[Data listing]
====

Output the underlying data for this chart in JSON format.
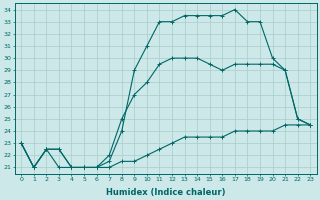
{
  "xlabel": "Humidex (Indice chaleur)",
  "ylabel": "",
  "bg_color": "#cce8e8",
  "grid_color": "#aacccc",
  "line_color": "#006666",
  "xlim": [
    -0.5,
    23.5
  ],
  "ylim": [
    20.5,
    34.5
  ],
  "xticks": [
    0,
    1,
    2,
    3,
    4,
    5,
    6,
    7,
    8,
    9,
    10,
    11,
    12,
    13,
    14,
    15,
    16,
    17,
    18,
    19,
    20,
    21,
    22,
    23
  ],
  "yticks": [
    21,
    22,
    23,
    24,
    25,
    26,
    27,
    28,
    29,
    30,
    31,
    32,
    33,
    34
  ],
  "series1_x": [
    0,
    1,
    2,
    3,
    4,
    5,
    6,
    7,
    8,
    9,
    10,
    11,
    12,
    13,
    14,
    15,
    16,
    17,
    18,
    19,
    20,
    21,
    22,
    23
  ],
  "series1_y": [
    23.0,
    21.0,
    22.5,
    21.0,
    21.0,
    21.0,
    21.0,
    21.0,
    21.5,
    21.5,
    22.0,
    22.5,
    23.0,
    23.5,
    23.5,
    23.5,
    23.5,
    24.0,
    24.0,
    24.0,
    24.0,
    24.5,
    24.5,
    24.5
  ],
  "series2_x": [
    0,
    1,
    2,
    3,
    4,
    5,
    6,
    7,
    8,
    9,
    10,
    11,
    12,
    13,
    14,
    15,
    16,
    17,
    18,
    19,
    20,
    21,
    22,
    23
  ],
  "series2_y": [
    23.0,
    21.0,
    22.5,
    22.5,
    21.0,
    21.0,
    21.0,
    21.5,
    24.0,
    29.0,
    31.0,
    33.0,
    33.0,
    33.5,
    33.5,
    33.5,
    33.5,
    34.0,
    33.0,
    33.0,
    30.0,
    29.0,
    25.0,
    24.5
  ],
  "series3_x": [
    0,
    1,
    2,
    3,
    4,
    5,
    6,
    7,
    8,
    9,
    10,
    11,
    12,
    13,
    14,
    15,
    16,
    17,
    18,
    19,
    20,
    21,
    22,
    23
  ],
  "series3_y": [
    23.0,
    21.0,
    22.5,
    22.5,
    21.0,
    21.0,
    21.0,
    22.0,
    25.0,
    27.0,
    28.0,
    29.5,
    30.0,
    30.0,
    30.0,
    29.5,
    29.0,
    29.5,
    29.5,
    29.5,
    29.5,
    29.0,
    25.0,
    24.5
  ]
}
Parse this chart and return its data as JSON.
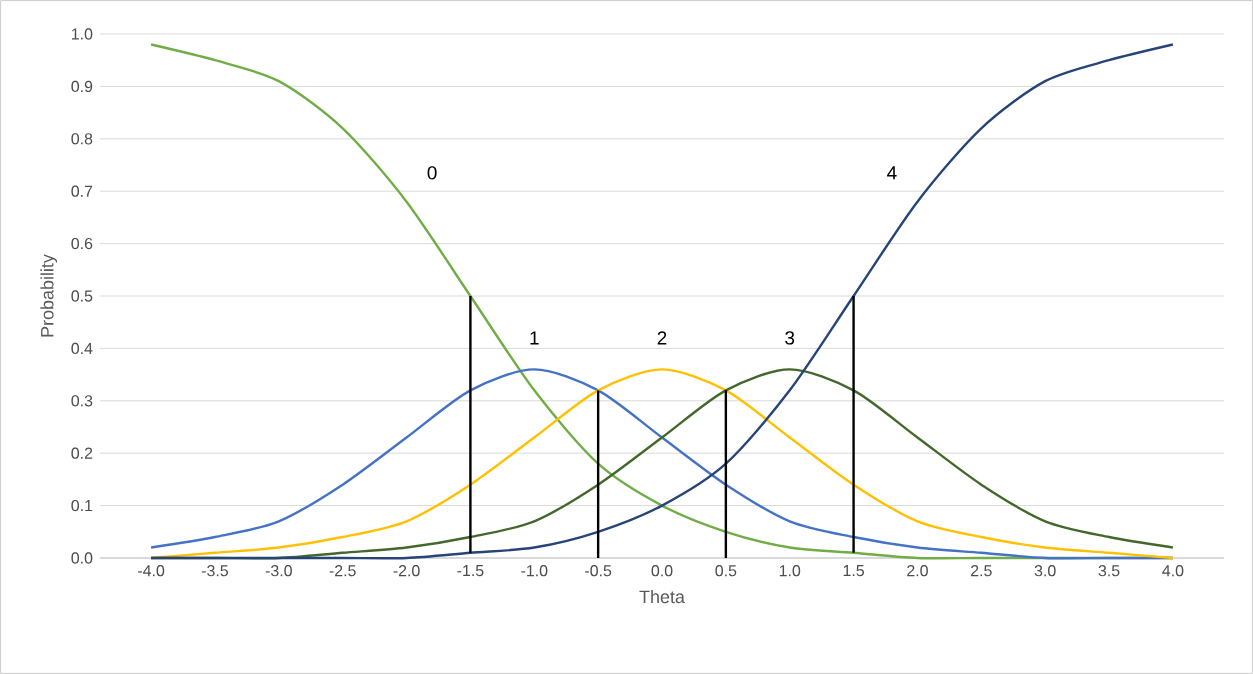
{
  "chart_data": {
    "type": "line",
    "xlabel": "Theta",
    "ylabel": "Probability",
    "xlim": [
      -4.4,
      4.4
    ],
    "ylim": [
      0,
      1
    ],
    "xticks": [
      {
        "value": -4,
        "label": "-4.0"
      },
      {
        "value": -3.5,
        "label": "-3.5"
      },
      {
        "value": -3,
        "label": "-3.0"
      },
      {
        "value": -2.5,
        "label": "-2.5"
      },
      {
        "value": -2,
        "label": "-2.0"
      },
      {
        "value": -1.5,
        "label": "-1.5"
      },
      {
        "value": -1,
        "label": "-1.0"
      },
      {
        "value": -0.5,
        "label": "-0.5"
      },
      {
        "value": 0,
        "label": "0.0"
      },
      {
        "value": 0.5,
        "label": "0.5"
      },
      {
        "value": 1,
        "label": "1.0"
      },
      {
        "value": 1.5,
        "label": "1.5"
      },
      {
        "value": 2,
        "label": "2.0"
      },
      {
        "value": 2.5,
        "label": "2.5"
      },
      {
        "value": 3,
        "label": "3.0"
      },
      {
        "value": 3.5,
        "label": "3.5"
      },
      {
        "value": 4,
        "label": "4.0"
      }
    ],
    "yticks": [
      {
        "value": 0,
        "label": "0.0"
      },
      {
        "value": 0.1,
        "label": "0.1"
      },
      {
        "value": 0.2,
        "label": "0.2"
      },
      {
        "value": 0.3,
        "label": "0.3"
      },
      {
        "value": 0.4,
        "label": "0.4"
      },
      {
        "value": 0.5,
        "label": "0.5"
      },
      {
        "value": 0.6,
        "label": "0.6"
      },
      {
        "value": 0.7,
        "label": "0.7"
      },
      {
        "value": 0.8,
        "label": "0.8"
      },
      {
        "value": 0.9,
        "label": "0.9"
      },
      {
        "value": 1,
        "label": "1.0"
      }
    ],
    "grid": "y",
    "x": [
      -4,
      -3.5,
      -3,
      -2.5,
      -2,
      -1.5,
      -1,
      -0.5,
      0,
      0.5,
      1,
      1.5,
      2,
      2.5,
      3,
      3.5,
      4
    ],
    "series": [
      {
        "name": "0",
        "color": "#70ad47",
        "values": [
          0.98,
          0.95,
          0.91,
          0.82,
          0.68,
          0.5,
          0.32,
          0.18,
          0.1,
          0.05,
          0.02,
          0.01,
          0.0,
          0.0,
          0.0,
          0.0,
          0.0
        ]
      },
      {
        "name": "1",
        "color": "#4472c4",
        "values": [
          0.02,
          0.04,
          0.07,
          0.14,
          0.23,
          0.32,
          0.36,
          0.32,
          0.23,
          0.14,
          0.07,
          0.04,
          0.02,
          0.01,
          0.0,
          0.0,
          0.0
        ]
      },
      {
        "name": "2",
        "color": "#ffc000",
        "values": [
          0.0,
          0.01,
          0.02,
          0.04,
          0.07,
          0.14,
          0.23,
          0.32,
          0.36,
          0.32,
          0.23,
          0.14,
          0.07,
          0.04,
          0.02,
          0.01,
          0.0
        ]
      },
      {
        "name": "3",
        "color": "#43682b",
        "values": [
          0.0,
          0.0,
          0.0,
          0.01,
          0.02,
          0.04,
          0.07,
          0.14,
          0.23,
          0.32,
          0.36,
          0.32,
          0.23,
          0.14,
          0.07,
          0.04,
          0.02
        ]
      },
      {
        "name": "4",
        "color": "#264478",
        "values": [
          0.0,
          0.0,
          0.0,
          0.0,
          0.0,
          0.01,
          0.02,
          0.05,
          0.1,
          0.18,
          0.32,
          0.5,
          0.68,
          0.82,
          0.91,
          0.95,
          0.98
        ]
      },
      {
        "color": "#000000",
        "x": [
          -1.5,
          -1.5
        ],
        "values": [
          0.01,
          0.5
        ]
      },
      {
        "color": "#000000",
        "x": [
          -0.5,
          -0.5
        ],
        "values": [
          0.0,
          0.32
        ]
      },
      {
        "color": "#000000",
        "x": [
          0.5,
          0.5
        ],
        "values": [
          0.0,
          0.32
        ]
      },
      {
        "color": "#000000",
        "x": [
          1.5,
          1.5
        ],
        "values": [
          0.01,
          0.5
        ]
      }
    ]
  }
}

====

> _Given instruction_:
The records shown above are to be repeated exactly, with the pictures left out.

> _Task output_:
Output the underlying data for this chart in JSON format.
{
  "xlabel": "Humidex (Indice chaleur)",
  "ylabel": "",
  "bg_color": "#cce8e8",
  "grid_color": "#aacccc",
  "line_color": "#006666",
  "xlim": [
    -0.5,
    23.5
  ],
  "ylim": [
    20.5,
    34.5
  ],
  "xticks": [
    0,
    1,
    2,
    3,
    4,
    5,
    6,
    7,
    8,
    9,
    10,
    11,
    12,
    13,
    14,
    15,
    16,
    17,
    18,
    19,
    20,
    21,
    22,
    23
  ],
  "yticks": [
    21,
    22,
    23,
    24,
    25,
    26,
    27,
    28,
    29,
    30,
    31,
    32,
    33,
    34
  ],
  "series1_x": [
    0,
    1,
    2,
    3,
    4,
    5,
    6,
    7,
    8,
    9,
    10,
    11,
    12,
    13,
    14,
    15,
    16,
    17,
    18,
    19,
    20,
    21,
    22,
    23
  ],
  "series1_y": [
    23.0,
    21.0,
    22.5,
    21.0,
    21.0,
    21.0,
    21.0,
    21.0,
    21.5,
    21.5,
    22.0,
    22.5,
    23.0,
    23.5,
    23.5,
    23.5,
    23.5,
    24.0,
    24.0,
    24.0,
    24.0,
    24.5,
    24.5,
    24.5
  ],
  "series2_x": [
    0,
    1,
    2,
    3,
    4,
    5,
    6,
    7,
    8,
    9,
    10,
    11,
    12,
    13,
    14,
    15,
    16,
    17,
    18,
    19,
    20,
    21,
    22,
    23
  ],
  "series2_y": [
    23.0,
    21.0,
    22.5,
    22.5,
    21.0,
    21.0,
    21.0,
    21.5,
    24.0,
    29.0,
    31.0,
    33.0,
    33.0,
    33.5,
    33.5,
    33.5,
    33.5,
    34.0,
    33.0,
    33.0,
    30.0,
    29.0,
    25.0,
    24.5
  ],
  "series3_x": [
    0,
    1,
    2,
    3,
    4,
    5,
    6,
    7,
    8,
    9,
    10,
    11,
    12,
    13,
    14,
    15,
    16,
    17,
    18,
    19,
    20,
    21,
    22,
    23
  ],
  "series3_y": [
    23.0,
    21.0,
    22.5,
    22.5,
    21.0,
    21.0,
    21.0,
    22.0,
    25.0,
    27.0,
    28.0,
    29.5,
    30.0,
    30.0,
    30.0,
    29.5,
    29.0,
    29.5,
    29.5,
    29.5,
    29.5,
    29.0,
    25.0,
    24.5
  ]
}
Parse this chart and return its data as JSON.
{
  "chart_data": {
    "type": "line",
    "xlabel": "Theta",
    "ylabel": "Probability",
    "xlim": [
      -4.4,
      4.4
    ],
    "ylim": [
      0,
      1
    ],
    "xticks": [
      {
        "value": -4,
        "label": "-4.0"
      },
      {
        "value": -3.5,
        "label": "-3.5"
      },
      {
        "value": -3,
        "label": "-3.0"
      },
      {
        "value": -2.5,
        "label": "-2.5"
      },
      {
        "value": -2,
        "label": "-2.0"
      },
      {
        "value": -1.5,
        "label": "-1.5"
      },
      {
        "value": -1,
        "label": "-1.0"
      },
      {
        "value": -0.5,
        "label": "-0.5"
      },
      {
        "value": 0,
        "label": "0.0"
      },
      {
        "value": 0.5,
        "label": "0.5"
      },
      {
        "value": 1,
        "label": "1.0"
      },
      {
        "value": 1.5,
        "label": "1.5"
      },
      {
        "value": 2,
        "label": "2.0"
      },
      {
        "value": 2.5,
        "label": "2.5"
      },
      {
        "value": 3,
        "label": "3.0"
      },
      {
        "value": 3.5,
        "label": "3.5"
      },
      {
        "value": 4,
        "label": "4.0"
      }
    ],
    "yticks": [
      {
        "value": 0,
        "label": "0.0"
      },
      {
        "value": 0.1,
        "label": "0.1"
      },
      {
        "value": 0.2,
        "label": "0.2"
      },
      {
        "value": 0.3,
        "label": "0.3"
      },
      {
        "value": 0.4,
        "label": "0.4"
      },
      {
        "value": 0.5,
        "label": "0.5"
      },
      {
        "value": 0.6,
        "label": "0.6"
      },
      {
        "value": 0.7,
        "label": "0.7"
      },
      {
        "value": 0.8,
        "label": "0.8"
      },
      {
        "value": 0.9,
        "label": "0.9"
      },
      {
        "value": 1,
        "label": "1.0"
      }
    ],
    "grid": "y",
    "x": [
      -4,
      -3.5,
      -3,
      -2.5,
      -2,
      -1.5,
      -1,
      -0.5,
      0,
      0.5,
      1,
      1.5,
      2,
      2.5,
      3,
      3.5,
      4
    ],
    "series": [
      {
        "name": "0",
        "color": "#70ad47",
        "values": [
          0.98,
          0.95,
          0.91,
          0.82,
          0.68,
          0.5,
          0.32,
          0.18,
          0.1,
          0.05,
          0.02,
          0.01,
          0.0,
          0.0,
          0.0,
          0.0,
          0.0
        ]
      },
      {
        "name": "1",
        "color": "#4472c4",
        "values": [
          0.02,
          0.04,
          0.07,
          0.14,
          0.23,
          0.32,
          0.36,
          0.32,
          0.23,
          0.14,
          0.07,
          0.04,
          0.02,
          0.01,
          0.0,
          0.0,
          0.0
        ]
      },
      {
        "name": "2",
        "color": "#ffc000",
        "values": [
          0.0,
          0.01,
          0.02,
          0.04,
          0.07,
          0.14,
          0.23,
          0.32,
          0.36,
          0.32,
          0.23,
          0.14,
          0.07,
          0.04,
          0.02,
          0.01,
          0.0
        ]
      },
      {
        "name": "3",
        "color": "#43682b",
        "values": [
          0.0,
          0.0,
          0.0,
          0.01,
          0.02,
          0.04,
          0.07,
          0.14,
          0.23,
          0.32,
          0.36,
          0.32,
          0.23,
          0.14,
          0.07,
          0.04,
          0.02
        ]
      },
      {
        "name": "4",
        "color": "#264478",
        "values": [
          0.0,
          0.0,
          0.0,
          0.0,
          0.0,
          0.01,
          0.02,
          0.05,
          0.1,
          0.18,
          0.32,
          0.5,
          0.68,
          0.82,
          0.91,
          0.95,
          0.98
        ]
      },
      {
        "color": "#000000",
        "x": [
          -1.5,
          -1.5
        ],
        "values": [
          0.01,
          0.5
        ]
      },
      {
        "color": "#000000",
        "x": [
          -0.5,
          -0.5
        ],
        "values": [
          0.0,
          0.32
        ]
      },
      {
        "color": "#000000",
        "x": [
          0.5,
          0.5
        ],
        "values": [
          0.0,
          0.32
        ]
      },
      {
        "color": "#000000",
        "x": [
          1.5,
          1.5
        ],
        "values": [
          0.01,
          0.5
        ]
      }
    ]
  }
}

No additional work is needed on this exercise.